# [Exercise directions]
Leave out the pictures and return every entry exactly as it appears.

# # # # #

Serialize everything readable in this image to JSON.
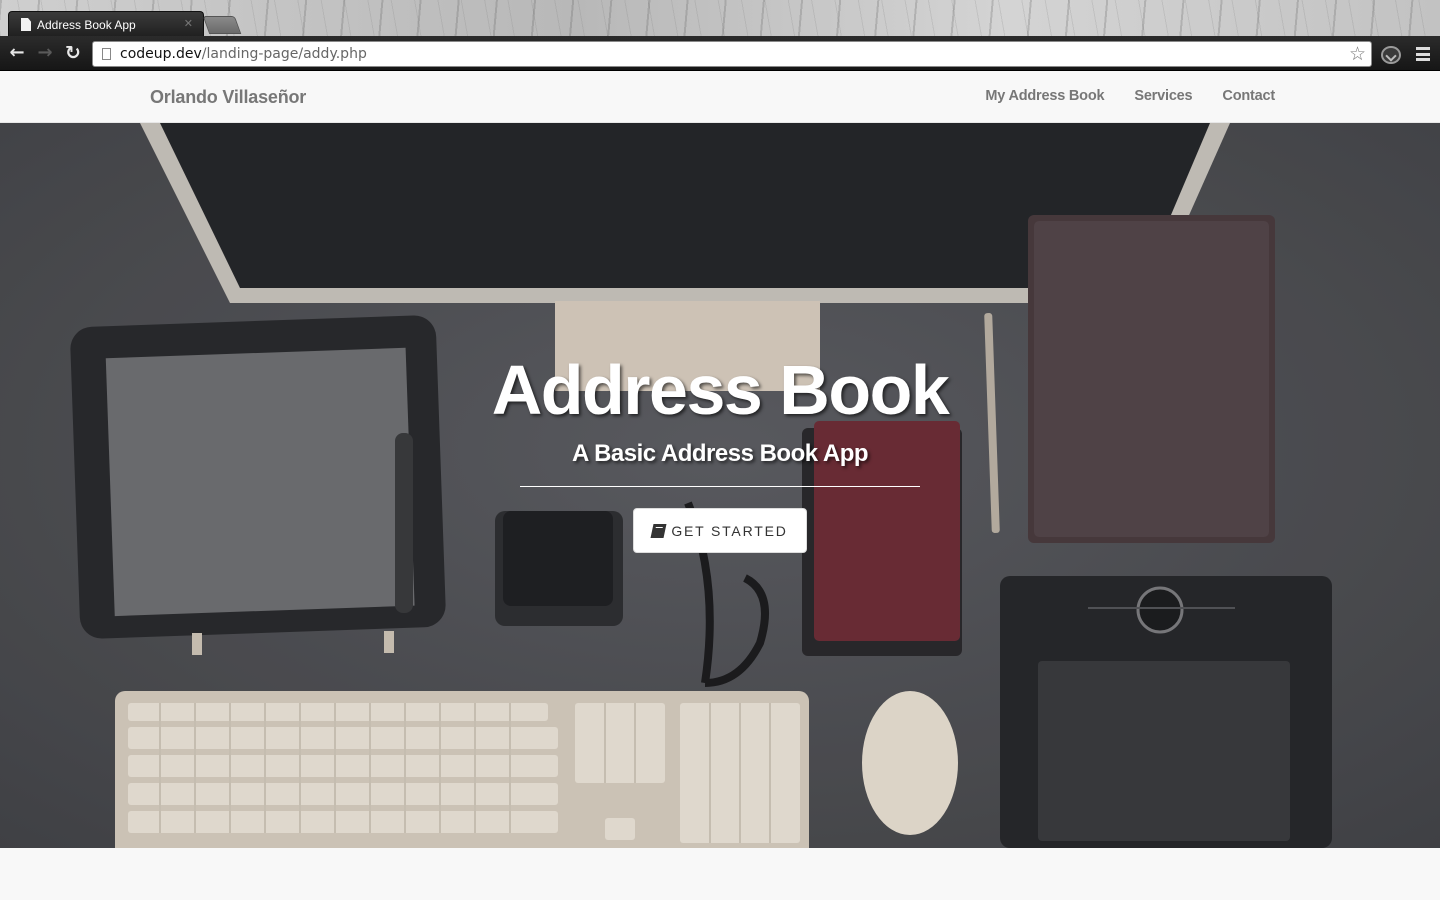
{
  "browser": {
    "tab_title": "Address Book App",
    "url_host": "codeup.dev",
    "url_path": "/landing-page/addy.php",
    "icons": [
      "back-arrow-icon",
      "forward-arrow-icon",
      "reload-icon",
      "page-icon",
      "star-icon",
      "extension-icon",
      "menu-icon"
    ]
  },
  "navbar": {
    "brand": "Orlando Villaseñor",
    "links": [
      "My Address Book",
      "Services",
      "Contact"
    ]
  },
  "hero": {
    "title": "Address Book",
    "subtitle": "A Basic Address Book App",
    "cta_label": "GET STARTED",
    "cta_icon": "book-icon"
  },
  "colors": {
    "navbar_bg": "#f8f8f8",
    "navbar_text": "#777777",
    "hero_text": "#ffffff",
    "button_bg": "#ffffff"
  }
}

# # # # #

# [Correct answer]
Serialize everything readable in this image to JSON.
{
  "browser": {
    "tab_title": "Address Book App",
    "url_host": "codeup.dev",
    "url_path": "/landing-page/addy.php",
    "icons": [
      "back-arrow-icon",
      "forward-arrow-icon",
      "reload-icon",
      "page-icon",
      "star-icon",
      "extension-icon",
      "menu-icon"
    ]
  },
  "navbar": {
    "brand": "Orlando Villaseñor",
    "links": [
      "My Address Book",
      "Services",
      "Contact"
    ]
  },
  "hero": {
    "title": "Address Book",
    "subtitle": "A Basic Address Book App",
    "cta_label": "GET STARTED",
    "cta_icon": "book-icon"
  },
  "colors": {
    "navbar_bg": "#f8f8f8",
    "navbar_text": "#777777",
    "hero_text": "#ffffff",
    "button_bg": "#ffffff"
  }
}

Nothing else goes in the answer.